# Start of Data listing
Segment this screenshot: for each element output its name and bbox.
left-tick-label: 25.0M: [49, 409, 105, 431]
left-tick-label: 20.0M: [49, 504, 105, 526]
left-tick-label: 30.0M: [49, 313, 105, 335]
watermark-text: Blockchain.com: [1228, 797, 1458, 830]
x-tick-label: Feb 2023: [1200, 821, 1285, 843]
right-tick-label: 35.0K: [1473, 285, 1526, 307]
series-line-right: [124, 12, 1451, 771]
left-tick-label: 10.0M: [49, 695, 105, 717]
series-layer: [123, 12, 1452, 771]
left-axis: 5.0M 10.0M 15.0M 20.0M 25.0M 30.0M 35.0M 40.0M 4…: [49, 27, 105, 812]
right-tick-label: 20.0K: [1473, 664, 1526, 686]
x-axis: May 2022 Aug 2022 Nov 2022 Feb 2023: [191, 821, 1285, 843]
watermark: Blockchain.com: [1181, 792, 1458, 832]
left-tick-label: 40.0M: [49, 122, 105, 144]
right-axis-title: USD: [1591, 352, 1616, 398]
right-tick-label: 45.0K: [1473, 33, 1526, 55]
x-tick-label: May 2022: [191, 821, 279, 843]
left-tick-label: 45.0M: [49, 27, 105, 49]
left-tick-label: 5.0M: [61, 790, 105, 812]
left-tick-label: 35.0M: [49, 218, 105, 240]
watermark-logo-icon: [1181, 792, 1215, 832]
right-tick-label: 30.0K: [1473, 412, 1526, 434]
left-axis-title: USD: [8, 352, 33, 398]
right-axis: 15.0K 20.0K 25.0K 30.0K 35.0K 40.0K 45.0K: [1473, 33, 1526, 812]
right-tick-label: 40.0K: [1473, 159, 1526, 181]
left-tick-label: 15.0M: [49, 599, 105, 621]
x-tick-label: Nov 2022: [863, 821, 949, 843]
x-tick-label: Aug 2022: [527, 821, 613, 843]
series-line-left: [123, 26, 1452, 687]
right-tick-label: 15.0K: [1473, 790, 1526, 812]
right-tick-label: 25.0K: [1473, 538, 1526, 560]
# End of Data listing
Can you rewrite every line of the entries above as a numbered list, leaving out any blank lines?

1. Segment this screenshot: for each element output its name and bbox.
2. left-tick-label: 25.0M: [49, 409, 105, 431]
3. left-tick-label: 20.0M: [49, 504, 105, 526]
4. left-tick-label: 30.0M: [49, 313, 105, 335]
5. watermark-text: Blockchain.com: [1228, 797, 1458, 830]
6. x-tick-label: Feb 2023: [1200, 821, 1285, 843]
7. right-tick-label: 35.0K: [1473, 285, 1526, 307]
8. series-line-right: [124, 12, 1451, 771]
9. left-tick-label: 10.0M: [49, 695, 105, 717]
10. series-layer: [123, 12, 1452, 771]
11. left-axis: 5.0M 10.0M 15.0M 20.0M 25.0M 30.0M 35.0M 40.0M 4…: [49, 27, 105, 812]
12. right-tick-label: 20.0K: [1473, 664, 1526, 686]
13. x-axis: May 2022 Aug 2022 Nov 2022 Feb 2023: [191, 821, 1285, 843]
14. watermark: Blockchain.com: [1181, 792, 1458, 832]
15. left-tick-label: 40.0M: [49, 122, 105, 144]
16. right-axis-title: USD: [1591, 352, 1616, 398]
17. right-tick-label: 45.0K: [1473, 33, 1526, 55]
18. x-tick-label: May 2022: [191, 821, 279, 843]
19. left-tick-label: 45.0M: [49, 27, 105, 49]
20. left-tick-label: 5.0M: [61, 790, 105, 812]
21. left-tick-label: 35.0M: [49, 218, 105, 240]
22. watermark-logo-icon: [1181, 792, 1215, 832]
23. right-tick-label: 30.0K: [1473, 412, 1526, 434]
24. left-axis-title: USD: [8, 352, 33, 398]
25. right-axis: 15.0K 20.0K 25.0K 30.0K 35.0K 40.0K 45.0K: [1473, 33, 1526, 812]
26. right-tick-label: 40.0K: [1473, 159, 1526, 181]
27. left-tick-label: 15.0M: [49, 599, 105, 621]
28. x-tick-label: Nov 2022: [863, 821, 949, 843]
29. x-tick-label: Aug 2022: [527, 821, 613, 843]
30. series-line-left: [123, 26, 1452, 687]
31. right-tick-label: 15.0K: [1473, 790, 1526, 812]
32. right-tick-label: 25.0K: [1473, 538, 1526, 560]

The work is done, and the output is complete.